## Begin SUPPLIED DATA

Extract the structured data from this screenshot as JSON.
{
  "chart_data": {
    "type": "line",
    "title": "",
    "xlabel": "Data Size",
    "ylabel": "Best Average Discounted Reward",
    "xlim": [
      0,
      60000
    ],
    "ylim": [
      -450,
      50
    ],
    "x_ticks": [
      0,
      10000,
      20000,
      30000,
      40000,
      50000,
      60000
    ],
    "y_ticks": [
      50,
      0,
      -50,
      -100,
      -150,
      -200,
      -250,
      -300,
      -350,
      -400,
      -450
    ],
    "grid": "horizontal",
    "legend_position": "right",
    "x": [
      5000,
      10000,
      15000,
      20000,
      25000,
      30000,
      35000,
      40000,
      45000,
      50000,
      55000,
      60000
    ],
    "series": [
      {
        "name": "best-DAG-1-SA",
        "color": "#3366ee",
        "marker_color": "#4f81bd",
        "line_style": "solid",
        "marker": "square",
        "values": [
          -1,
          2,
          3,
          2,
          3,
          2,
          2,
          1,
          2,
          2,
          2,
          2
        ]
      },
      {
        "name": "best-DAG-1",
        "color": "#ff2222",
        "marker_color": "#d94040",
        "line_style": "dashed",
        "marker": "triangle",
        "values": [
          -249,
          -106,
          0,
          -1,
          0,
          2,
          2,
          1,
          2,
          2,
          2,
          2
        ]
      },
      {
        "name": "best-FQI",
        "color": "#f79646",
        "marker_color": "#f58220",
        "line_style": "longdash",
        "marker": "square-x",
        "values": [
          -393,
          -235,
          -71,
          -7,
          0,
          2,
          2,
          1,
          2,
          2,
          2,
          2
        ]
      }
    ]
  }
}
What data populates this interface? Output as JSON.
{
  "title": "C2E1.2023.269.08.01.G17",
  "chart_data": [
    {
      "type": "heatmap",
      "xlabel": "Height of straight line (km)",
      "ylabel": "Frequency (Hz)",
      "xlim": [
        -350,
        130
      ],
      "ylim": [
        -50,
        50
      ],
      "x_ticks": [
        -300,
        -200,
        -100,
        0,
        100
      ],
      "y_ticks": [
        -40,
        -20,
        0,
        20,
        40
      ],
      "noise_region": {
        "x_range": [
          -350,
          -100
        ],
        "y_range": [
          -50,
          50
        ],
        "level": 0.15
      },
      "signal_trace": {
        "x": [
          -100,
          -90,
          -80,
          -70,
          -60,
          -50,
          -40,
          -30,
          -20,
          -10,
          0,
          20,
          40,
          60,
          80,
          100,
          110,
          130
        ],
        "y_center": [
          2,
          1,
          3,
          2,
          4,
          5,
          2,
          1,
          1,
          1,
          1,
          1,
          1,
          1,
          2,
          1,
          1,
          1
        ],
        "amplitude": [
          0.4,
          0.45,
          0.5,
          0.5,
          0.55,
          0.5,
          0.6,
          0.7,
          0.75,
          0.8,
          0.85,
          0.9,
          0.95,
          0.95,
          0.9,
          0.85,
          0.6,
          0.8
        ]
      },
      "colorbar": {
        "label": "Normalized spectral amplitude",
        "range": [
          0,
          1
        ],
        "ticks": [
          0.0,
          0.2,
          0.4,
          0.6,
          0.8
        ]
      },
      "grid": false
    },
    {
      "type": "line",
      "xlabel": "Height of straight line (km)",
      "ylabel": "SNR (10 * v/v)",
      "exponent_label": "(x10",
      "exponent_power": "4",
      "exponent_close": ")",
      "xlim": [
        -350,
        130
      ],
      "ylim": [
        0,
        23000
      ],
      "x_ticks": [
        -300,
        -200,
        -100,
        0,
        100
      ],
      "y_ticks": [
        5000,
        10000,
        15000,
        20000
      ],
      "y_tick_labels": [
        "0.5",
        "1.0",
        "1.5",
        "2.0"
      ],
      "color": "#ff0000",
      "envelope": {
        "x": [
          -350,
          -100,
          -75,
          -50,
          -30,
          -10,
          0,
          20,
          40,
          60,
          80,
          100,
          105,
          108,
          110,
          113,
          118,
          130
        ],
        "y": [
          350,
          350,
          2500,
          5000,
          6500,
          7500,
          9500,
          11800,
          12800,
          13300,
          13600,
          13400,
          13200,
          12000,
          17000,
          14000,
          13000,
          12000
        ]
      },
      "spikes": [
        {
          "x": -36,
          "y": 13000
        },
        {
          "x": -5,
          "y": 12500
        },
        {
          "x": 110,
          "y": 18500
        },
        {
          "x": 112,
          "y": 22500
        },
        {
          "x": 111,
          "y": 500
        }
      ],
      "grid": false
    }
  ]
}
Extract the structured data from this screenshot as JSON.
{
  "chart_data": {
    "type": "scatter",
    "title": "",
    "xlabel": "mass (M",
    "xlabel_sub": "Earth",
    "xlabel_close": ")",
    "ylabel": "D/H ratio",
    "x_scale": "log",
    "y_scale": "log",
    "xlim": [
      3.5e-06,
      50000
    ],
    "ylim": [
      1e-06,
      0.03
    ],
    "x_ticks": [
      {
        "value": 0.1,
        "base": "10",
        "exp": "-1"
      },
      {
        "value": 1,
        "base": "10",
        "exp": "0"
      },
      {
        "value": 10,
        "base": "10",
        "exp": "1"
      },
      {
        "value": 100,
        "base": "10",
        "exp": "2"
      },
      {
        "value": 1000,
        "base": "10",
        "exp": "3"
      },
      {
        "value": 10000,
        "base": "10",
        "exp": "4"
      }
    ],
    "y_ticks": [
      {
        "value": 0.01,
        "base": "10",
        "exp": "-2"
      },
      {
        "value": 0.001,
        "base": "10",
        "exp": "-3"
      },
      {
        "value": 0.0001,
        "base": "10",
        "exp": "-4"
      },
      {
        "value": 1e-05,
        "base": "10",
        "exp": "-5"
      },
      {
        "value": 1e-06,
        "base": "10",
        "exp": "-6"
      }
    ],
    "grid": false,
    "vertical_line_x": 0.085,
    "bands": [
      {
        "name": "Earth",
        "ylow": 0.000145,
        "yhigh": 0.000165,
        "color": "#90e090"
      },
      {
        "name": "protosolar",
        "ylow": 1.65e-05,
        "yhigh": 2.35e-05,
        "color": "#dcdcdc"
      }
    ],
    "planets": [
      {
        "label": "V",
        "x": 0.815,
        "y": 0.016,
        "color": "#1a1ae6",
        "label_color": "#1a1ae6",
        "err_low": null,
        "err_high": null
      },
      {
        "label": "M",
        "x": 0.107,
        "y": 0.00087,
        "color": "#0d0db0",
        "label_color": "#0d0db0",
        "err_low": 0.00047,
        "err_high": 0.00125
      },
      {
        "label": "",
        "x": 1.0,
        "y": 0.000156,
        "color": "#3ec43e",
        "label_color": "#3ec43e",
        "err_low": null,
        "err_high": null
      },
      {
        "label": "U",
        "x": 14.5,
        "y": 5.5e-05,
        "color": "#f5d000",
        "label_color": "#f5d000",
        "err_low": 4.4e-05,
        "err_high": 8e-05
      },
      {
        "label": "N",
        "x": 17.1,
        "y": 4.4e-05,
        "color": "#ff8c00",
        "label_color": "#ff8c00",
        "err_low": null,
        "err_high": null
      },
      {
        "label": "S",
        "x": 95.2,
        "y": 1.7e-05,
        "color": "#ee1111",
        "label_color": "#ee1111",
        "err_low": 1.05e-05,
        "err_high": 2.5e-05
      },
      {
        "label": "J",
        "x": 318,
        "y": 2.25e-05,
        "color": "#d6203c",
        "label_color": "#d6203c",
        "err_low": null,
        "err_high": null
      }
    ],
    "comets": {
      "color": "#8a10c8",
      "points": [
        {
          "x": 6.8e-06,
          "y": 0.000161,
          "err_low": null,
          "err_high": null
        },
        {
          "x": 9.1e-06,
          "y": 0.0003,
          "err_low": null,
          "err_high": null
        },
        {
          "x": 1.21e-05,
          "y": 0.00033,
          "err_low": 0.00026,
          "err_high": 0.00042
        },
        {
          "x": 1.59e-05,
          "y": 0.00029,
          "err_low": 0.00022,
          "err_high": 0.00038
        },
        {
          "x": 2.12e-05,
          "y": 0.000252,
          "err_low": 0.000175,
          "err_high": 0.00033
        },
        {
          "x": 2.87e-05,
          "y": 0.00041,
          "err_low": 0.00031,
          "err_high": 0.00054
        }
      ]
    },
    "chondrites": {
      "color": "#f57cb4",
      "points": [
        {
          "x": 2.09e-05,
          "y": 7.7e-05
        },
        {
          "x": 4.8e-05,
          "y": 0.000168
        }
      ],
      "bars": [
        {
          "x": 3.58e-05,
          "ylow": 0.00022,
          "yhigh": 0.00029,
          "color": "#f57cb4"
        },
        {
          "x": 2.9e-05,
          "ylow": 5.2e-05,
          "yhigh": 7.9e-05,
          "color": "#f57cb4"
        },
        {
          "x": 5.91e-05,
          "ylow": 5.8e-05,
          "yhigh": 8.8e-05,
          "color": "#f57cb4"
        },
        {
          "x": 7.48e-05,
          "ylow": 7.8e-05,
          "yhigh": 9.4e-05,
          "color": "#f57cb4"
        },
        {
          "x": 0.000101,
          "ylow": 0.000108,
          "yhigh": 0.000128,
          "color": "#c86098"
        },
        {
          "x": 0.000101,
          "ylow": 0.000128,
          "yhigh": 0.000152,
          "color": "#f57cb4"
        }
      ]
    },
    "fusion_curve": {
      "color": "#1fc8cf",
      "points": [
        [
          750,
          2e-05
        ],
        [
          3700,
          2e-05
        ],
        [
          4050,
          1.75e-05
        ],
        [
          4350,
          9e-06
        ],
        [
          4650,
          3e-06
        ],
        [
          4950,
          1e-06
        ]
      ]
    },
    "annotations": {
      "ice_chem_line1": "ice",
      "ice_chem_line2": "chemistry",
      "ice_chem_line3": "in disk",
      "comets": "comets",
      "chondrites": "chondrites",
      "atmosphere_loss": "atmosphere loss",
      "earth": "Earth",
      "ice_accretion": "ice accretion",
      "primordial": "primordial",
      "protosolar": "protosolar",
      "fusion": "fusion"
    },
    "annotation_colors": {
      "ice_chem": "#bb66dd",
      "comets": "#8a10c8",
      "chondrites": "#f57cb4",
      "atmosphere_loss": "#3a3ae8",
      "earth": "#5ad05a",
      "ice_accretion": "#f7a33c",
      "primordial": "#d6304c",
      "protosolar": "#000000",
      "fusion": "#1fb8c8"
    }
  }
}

## End SUPPLIED DATA

From the listing above, collect every line that mentions the word "protosolar".

        "name": "protosolar",
      "protosolar": "protosolar",
      "protosolar": "#000000",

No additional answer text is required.